Items from a figure collection:
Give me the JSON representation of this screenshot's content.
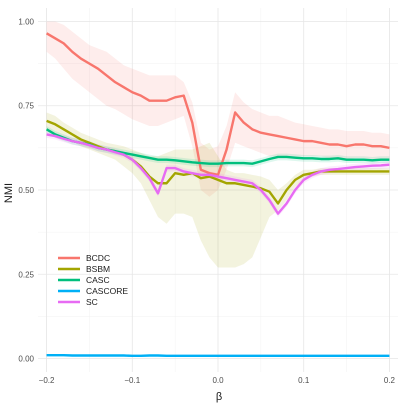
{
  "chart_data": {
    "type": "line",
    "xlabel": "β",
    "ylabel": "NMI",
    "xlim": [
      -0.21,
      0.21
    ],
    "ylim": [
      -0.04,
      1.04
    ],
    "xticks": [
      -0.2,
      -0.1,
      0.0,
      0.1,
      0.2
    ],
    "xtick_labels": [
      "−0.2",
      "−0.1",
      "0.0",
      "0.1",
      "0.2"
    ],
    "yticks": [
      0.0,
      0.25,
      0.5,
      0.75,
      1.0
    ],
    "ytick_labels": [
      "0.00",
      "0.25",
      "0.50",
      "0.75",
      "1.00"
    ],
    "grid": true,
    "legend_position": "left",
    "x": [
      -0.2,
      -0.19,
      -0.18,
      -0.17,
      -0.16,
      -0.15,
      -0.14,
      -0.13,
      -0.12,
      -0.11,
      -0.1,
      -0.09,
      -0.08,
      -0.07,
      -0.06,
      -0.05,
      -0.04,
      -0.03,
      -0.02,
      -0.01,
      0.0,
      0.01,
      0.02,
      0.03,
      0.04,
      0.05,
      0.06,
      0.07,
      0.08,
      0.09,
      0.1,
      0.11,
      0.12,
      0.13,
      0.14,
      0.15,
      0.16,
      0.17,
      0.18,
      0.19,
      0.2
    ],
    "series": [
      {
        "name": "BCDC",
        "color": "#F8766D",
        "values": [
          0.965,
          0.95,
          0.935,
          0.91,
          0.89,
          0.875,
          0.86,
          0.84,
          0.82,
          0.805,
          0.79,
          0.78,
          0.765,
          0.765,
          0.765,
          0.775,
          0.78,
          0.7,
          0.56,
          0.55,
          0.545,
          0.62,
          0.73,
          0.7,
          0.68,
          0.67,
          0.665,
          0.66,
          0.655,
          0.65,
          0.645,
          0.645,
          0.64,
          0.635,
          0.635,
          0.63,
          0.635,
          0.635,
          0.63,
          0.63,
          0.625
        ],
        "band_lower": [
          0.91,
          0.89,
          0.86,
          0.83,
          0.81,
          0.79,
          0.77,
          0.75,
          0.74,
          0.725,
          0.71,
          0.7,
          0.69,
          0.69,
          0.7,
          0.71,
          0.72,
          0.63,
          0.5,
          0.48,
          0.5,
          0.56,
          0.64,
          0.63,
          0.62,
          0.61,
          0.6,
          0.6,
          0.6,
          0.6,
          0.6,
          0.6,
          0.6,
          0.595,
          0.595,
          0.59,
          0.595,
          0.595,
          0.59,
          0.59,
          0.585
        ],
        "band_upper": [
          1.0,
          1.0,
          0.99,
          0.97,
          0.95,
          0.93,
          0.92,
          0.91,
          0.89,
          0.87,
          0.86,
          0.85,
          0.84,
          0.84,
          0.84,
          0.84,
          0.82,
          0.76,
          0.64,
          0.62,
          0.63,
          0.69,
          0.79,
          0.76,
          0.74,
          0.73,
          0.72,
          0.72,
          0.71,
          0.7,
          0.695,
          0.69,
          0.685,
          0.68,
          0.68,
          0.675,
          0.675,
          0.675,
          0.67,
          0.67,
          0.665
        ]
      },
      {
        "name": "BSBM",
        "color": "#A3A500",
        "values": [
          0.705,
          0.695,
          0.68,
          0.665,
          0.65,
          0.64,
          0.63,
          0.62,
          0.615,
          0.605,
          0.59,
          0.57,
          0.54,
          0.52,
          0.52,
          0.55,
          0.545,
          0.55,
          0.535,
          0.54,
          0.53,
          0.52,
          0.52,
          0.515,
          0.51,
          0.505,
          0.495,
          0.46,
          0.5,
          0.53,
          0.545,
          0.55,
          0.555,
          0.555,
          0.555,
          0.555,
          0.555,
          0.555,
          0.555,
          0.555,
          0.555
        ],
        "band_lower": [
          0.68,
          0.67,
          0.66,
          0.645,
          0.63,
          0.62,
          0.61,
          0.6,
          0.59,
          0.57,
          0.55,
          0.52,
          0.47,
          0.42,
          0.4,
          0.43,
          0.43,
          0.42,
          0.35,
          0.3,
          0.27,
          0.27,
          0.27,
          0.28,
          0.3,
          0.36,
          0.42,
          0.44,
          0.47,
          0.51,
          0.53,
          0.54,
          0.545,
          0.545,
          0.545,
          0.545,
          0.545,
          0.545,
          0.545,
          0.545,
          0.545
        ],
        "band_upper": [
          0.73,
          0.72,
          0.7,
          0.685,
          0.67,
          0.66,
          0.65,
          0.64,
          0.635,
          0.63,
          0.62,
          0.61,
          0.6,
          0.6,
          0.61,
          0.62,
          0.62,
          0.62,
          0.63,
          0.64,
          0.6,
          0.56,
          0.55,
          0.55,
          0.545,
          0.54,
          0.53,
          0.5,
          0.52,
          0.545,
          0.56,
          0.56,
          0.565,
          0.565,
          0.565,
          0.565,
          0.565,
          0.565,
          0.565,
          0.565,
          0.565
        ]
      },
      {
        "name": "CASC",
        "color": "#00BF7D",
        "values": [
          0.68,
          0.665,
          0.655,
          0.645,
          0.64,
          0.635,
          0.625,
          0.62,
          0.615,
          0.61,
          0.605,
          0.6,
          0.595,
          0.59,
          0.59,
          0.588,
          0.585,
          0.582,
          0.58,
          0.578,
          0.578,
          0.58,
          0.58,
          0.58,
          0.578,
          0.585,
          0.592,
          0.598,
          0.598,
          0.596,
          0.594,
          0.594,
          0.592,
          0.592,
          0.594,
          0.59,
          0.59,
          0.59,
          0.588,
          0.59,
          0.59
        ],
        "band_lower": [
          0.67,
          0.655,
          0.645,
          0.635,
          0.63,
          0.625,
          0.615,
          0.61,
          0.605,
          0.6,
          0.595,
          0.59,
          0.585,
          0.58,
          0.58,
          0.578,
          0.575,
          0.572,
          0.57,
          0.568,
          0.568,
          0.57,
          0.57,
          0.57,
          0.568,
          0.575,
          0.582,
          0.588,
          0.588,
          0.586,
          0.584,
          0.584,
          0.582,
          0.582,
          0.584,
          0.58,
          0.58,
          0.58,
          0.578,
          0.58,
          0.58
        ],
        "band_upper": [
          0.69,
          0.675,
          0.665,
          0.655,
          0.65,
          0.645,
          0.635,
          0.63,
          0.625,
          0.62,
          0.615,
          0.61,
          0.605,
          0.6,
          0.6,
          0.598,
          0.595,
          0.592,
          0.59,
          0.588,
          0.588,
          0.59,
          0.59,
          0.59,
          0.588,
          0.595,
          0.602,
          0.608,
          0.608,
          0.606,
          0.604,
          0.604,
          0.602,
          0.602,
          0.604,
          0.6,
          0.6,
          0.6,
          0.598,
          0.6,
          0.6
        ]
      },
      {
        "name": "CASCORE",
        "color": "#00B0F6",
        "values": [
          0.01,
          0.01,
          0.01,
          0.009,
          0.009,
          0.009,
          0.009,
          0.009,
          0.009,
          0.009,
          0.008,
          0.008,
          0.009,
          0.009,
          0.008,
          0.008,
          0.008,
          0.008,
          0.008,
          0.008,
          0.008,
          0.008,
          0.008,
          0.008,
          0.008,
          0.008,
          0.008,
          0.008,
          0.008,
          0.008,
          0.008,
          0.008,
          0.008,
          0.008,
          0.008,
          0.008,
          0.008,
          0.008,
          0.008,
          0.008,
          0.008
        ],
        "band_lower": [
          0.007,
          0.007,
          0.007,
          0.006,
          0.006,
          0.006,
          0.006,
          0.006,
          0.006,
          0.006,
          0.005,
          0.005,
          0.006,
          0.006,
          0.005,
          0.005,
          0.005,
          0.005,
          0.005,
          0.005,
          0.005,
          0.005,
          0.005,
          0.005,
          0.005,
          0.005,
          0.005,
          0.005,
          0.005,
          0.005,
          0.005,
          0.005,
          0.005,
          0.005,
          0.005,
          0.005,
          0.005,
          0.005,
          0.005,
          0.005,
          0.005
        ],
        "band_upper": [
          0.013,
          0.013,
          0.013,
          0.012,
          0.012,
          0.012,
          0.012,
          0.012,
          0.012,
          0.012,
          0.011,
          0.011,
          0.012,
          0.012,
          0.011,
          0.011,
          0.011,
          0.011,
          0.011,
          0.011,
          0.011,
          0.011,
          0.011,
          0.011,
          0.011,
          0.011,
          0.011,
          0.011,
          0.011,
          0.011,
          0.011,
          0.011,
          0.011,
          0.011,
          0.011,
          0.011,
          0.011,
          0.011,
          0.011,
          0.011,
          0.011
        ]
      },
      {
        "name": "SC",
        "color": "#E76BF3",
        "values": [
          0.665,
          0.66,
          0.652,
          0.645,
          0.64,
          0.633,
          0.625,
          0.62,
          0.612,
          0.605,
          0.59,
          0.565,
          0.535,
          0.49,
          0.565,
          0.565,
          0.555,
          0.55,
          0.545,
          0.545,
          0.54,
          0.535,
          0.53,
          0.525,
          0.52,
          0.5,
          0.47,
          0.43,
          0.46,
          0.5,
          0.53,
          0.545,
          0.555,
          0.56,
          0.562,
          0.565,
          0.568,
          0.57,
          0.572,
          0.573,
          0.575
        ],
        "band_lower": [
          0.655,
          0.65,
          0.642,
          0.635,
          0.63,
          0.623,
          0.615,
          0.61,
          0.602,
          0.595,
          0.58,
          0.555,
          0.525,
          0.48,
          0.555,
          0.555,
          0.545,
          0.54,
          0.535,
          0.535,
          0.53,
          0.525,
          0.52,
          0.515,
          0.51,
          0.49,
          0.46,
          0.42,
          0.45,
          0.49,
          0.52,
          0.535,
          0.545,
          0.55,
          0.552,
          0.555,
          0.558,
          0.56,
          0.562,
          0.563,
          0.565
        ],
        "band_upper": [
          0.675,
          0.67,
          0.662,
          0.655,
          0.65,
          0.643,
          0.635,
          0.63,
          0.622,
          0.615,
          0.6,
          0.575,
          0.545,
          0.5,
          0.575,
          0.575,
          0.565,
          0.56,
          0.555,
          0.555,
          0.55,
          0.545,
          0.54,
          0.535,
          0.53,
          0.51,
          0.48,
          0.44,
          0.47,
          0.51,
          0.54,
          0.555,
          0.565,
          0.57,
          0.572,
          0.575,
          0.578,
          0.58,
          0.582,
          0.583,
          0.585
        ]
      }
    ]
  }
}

• Prompt
Say how many lines of the data include the string "color". Nothing other than the number should be given.

• Finished exercise
5